» **Request**: Write the material out again exactly as it stands.
-- BEGIN Records for this exercise --
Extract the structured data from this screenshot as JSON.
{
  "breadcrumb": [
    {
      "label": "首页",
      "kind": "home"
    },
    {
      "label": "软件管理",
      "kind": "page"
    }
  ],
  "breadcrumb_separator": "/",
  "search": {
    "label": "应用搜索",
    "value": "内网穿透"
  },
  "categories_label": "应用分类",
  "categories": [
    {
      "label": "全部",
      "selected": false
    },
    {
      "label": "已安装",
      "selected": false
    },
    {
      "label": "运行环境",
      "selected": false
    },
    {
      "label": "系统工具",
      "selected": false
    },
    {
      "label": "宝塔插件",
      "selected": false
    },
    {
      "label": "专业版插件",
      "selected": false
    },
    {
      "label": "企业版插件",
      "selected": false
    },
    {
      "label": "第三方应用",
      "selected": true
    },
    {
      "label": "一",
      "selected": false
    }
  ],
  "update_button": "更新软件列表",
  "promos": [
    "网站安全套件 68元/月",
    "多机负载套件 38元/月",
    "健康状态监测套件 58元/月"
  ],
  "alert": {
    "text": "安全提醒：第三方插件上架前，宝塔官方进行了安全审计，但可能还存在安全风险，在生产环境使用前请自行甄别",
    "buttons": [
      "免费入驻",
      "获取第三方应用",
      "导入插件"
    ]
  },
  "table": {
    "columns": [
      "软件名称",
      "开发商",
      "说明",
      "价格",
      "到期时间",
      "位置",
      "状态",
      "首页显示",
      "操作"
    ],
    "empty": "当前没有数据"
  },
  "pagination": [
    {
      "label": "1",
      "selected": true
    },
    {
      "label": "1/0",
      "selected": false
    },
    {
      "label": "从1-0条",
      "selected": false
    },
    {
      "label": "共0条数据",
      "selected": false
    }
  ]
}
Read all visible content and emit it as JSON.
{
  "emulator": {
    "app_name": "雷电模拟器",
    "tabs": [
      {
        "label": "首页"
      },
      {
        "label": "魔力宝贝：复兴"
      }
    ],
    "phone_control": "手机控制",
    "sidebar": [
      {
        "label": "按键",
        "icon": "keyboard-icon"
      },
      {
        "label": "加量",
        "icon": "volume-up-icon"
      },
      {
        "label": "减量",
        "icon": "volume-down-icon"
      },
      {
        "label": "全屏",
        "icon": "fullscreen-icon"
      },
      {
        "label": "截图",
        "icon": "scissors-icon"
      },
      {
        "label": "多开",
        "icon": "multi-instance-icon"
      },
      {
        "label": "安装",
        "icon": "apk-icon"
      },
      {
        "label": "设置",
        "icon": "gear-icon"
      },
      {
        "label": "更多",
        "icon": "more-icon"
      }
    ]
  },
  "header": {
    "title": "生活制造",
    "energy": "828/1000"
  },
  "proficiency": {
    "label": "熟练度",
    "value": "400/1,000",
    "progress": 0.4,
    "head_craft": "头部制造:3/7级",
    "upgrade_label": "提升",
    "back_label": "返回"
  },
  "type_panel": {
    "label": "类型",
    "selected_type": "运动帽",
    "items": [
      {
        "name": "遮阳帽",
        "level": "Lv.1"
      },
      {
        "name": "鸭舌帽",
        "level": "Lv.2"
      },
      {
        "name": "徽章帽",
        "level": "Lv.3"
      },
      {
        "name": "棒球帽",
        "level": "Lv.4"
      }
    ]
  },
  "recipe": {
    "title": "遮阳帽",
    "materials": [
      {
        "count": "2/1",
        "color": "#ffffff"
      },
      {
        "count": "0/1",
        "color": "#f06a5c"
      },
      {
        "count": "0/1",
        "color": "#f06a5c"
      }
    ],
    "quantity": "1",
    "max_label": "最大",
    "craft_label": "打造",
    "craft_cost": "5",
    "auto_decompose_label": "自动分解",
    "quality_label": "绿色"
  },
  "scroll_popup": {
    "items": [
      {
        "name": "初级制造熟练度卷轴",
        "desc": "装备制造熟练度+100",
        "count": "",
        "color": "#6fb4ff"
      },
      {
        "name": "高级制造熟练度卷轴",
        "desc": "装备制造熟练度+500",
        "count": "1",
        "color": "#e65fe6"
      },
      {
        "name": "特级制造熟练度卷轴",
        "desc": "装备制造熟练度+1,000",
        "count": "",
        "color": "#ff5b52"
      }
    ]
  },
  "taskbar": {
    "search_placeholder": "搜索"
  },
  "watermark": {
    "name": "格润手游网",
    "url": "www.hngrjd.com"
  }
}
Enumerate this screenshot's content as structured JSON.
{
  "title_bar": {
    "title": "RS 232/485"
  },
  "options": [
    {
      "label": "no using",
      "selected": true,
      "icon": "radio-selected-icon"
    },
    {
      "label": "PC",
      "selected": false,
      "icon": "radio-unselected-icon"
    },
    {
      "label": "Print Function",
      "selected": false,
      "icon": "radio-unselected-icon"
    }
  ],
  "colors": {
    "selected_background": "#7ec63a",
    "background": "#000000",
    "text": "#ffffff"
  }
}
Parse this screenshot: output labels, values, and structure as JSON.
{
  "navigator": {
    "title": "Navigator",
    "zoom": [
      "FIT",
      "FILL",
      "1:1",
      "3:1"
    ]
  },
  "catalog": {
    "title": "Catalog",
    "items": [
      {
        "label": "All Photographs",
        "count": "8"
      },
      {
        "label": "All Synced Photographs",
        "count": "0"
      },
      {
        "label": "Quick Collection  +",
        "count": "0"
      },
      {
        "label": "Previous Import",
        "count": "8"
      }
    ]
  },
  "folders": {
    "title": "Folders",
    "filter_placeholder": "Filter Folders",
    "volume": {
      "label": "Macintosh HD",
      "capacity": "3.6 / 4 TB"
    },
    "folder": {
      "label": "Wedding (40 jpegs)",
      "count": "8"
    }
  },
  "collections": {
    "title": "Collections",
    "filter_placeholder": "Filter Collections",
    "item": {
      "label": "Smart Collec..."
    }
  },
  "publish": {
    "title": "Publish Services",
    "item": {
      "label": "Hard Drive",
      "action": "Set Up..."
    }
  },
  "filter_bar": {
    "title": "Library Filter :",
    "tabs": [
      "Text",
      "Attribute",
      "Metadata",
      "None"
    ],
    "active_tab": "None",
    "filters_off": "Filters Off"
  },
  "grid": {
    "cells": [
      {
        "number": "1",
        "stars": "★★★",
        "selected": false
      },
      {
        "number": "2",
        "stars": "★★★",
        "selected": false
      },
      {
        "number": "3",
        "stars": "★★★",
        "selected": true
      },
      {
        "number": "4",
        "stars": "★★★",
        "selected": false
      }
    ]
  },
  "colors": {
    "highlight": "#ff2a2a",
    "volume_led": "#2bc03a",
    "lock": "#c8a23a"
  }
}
-- END Records for this exercise --
» **Written solution**:
Extract the structured data from this screenshot as JSON.
{
  "breadcrumb": [
    {
      "label": "首页",
      "kind": "home"
    },
    {
      "label": "软件管理",
      "kind": "page"
    }
  ],
  "breadcrumb_separator": "/",
  "search": {
    "label": "应用搜索",
    "value": "内网穿透"
  },
  "categories_label": "应用分类",
  "categories": [
    {
      "label": "全部",
      "selected": false
    },
    {
      "label": "已安装",
      "selected": false
    },
    {
      "label": "运行环境",
      "selected": false
    },
    {
      "label": "系统工具",
      "selected": false
    },
    {
      "label": "宝塔插件",
      "selected": false
    },
    {
      "label": "专业版插件",
      "selected": false
    },
    {
      "label": "企业版插件",
      "selected": false
    },
    {
      "label": "第三方应用",
      "selected": true
    },
    {
      "label": "一",
      "selected": false
    }
  ],
  "update_button": "更新软件列表",
  "promos": [
    "网站安全套件 68元/月",
    "多机负载套件 38元/月",
    "健康状态监测套件 58元/月"
  ],
  "alert": {
    "text": "安全提醒：第三方插件上架前，宝塔官方进行了安全审计，但可能还存在安全风险，在生产环境使用前请自行甄别",
    "buttons": [
      "免费入驻",
      "获取第三方应用",
      "导入插件"
    ]
  },
  "table": {
    "columns": [
      "软件名称",
      "开发商",
      "说明",
      "价格",
      "到期时间",
      "位置",
      "状态",
      "首页显示",
      "操作"
    ],
    "empty": "当前没有数据"
  },
  "pagination": [
    {
      "label": "1",
      "selected": true
    },
    {
      "label": "1/0",
      "selected": false
    },
    {
      "label": "从1-0条",
      "selected": false
    },
    {
      "label": "共0条数据",
      "selected": false
    }
  ]
}
Read all visible content and emit it as JSON.
{
  "emulator": {
    "app_name": "雷电模拟器",
    "tabs": [
      {
        "label": "首页"
      },
      {
        "label": "魔力宝贝：复兴"
      }
    ],
    "phone_control": "手机控制",
    "sidebar": [
      {
        "label": "按键",
        "icon": "keyboard-icon"
      },
      {
        "label": "加量",
        "icon": "volume-up-icon"
      },
      {
        "label": "减量",
        "icon": "volume-down-icon"
      },
      {
        "label": "全屏",
        "icon": "fullscreen-icon"
      },
      {
        "label": "截图",
        "icon": "scissors-icon"
      },
      {
        "label": "多开",
        "icon": "multi-instance-icon"
      },
      {
        "label": "安装",
        "icon": "apk-icon"
      },
      {
        "label": "设置",
        "icon": "gear-icon"
      },
      {
        "label": "更多",
        "icon": "more-icon"
      }
    ]
  },
  "header": {
    "title": "生活制造",
    "energy": "828/1000"
  },
  "proficiency": {
    "label": "熟练度",
    "value": "400/1,000",
    "progress": 0.4,
    "head_craft": "头部制造:3/7级",
    "upgrade_label": "提升",
    "back_label": "返回"
  },
  "type_panel": {
    "label": "类型",
    "selected_type": "运动帽",
    "items": [
      {
        "name": "遮阳帽",
        "level": "Lv.1"
      },
      {
        "name": "鸭舌帽",
        "level": "Lv.2"
      },
      {
        "name": "徽章帽",
        "level": "Lv.3"
      },
      {
        "name": "棒球帽",
        "level": "Lv.4"
      }
    ]
  },
  "recipe": {
    "title": "遮阳帽",
    "materials": [
      {
        "count": "2/1",
        "color": "#ffffff"
      },
      {
        "count": "0/1",
        "color": "#f06a5c"
      },
      {
        "count": "0/1",
        "color": "#f06a5c"
      }
    ],
    "quantity": "1",
    "max_label": "最大",
    "craft_label": "打造",
    "craft_cost": "5",
    "auto_decompose_label": "自动分解",
    "quality_label": "绿色"
  },
  "scroll_popup": {
    "items": [
      {
        "name": "初级制造熟练度卷轴",
        "desc": "装备制造熟练度+100",
        "count": "",
        "color": "#6fb4ff"
      },
      {
        "name": "高级制造熟练度卷轴",
        "desc": "装备制造熟练度+500",
        "count": "1",
        "color": "#e65fe6"
      },
      {
        "name": "特级制造熟练度卷轴",
        "desc": "装备制造熟练度+1,000",
        "count": "",
        "color": "#ff5b52"
      }
    ]
  },
  "taskbar": {
    "search_placeholder": "搜索"
  },
  "watermark": {
    "name": "格润手游网",
    "url": "www.hngrjd.com"
  }
}
Enumerate this screenshot's content as structured JSON.
{
  "title_bar": {
    "title": "RS 232/485"
  },
  "options": [
    {
      "label": "no using",
      "selected": true,
      "icon": "radio-selected-icon"
    },
    {
      "label": "PC",
      "selected": false,
      "icon": "radio-unselected-icon"
    },
    {
      "label": "Print Function",
      "selected": false,
      "icon": "radio-unselected-icon"
    }
  ],
  "colors": {
    "selected_background": "#7ec63a",
    "background": "#000000",
    "text": "#ffffff"
  }
}
Parse this screenshot: output labels, values, and structure as JSON.
{
  "navigator": {
    "title": "Navigator",
    "zoom": [
      "FIT",
      "FILL",
      "1:1",
      "3:1"
    ]
  },
  "catalog": {
    "title": "Catalog",
    "items": [
      {
        "label": "All Photographs",
        "count": "8"
      },
      {
        "label": "All Synced Photographs",
        "count": "0"
      },
      {
        "label": "Quick Collection  +",
        "count": "0"
      },
      {
        "label": "Previous Import",
        "count": "8"
      }
    ]
  },
  "folders": {
    "title": "Folders",
    "filter_placeholder": "Filter Folders",
    "volume": {
      "label": "Macintosh HD",
      "capacity": "3.6 / 4 TB"
    },
    "folder": {
      "label": "Wedding (40 jpegs)",
      "count": "8"
    }
  },
  "collections": {
    "title": "Collections",
    "filter_placeholder": "Filter Collections",
    "item": {
      "label": "Smart Collec..."
    }
  },
  "publish": {
    "title": "Publish Services",
    "item": {
      "label": "Hard Drive",
      "action": "Set Up..."
    }
  },
  "filter_bar": {
    "title": "Library Filter :",
    "tabs": [
      "Text",
      "Attribute",
      "Metadata",
      "None"
    ],
    "active_tab": "None",
    "filters_off": "Filters Off"
  },
  "grid": {
    "cells": [
      {
        "number": "1",
        "stars": "★★★",
        "selected": false
      },
      {
        "number": "2",
        "stars": "★★★",
        "selected": false
      },
      {
        "number": "3",
        "stars": "★★★",
        "selected": true
      },
      {
        "number": "4",
        "stars": "★★★",
        "selected": false
      }
    ]
  },
  "colors": {
    "highlight": "#ff2a2a",
    "volume_led": "#2bc03a",
    "lock": "#c8a23a"
  }
}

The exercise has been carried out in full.